Short task:
Below are the records; pull every line that includes "JSON".

* Begin Provided entries *

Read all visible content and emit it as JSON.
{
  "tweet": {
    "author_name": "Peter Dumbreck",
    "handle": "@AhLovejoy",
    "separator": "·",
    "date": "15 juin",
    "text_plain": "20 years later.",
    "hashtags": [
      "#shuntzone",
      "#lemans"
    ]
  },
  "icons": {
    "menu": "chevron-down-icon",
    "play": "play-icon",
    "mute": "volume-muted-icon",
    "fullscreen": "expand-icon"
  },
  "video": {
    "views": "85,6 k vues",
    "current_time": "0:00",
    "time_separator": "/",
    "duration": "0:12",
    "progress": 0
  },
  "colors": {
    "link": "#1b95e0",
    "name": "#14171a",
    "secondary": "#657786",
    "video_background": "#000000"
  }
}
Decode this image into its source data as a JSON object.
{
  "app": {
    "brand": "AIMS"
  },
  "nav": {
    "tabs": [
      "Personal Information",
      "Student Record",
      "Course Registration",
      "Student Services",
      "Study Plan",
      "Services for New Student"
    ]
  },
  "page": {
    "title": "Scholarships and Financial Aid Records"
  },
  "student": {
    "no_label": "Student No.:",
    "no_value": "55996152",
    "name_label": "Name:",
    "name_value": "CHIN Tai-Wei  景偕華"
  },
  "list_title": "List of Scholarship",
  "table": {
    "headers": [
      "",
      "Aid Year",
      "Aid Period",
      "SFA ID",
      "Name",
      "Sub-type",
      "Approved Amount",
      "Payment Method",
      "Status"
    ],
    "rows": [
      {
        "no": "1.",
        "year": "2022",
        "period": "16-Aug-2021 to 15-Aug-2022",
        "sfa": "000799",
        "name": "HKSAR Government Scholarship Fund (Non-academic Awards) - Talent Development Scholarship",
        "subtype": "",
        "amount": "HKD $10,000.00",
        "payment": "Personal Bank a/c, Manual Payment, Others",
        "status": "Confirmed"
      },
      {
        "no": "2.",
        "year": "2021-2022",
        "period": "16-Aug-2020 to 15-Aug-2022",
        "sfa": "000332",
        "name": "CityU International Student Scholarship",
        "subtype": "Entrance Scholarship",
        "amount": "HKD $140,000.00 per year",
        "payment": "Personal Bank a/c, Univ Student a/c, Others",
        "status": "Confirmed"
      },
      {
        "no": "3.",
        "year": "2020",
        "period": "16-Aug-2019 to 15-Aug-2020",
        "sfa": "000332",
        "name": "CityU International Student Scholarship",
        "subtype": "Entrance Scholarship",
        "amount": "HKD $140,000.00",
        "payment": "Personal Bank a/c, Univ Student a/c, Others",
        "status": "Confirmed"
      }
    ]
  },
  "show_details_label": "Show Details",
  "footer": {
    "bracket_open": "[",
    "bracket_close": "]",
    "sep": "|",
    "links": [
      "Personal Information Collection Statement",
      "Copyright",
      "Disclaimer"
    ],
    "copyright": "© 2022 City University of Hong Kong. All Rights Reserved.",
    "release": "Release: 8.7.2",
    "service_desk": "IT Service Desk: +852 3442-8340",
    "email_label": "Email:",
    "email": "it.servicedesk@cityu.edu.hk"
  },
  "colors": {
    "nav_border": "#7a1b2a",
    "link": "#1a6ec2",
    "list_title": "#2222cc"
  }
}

* End Provided entries *

Expected answer:
Read all visible content and emit it as JSON.
Decode this image into its source data as a JSON object.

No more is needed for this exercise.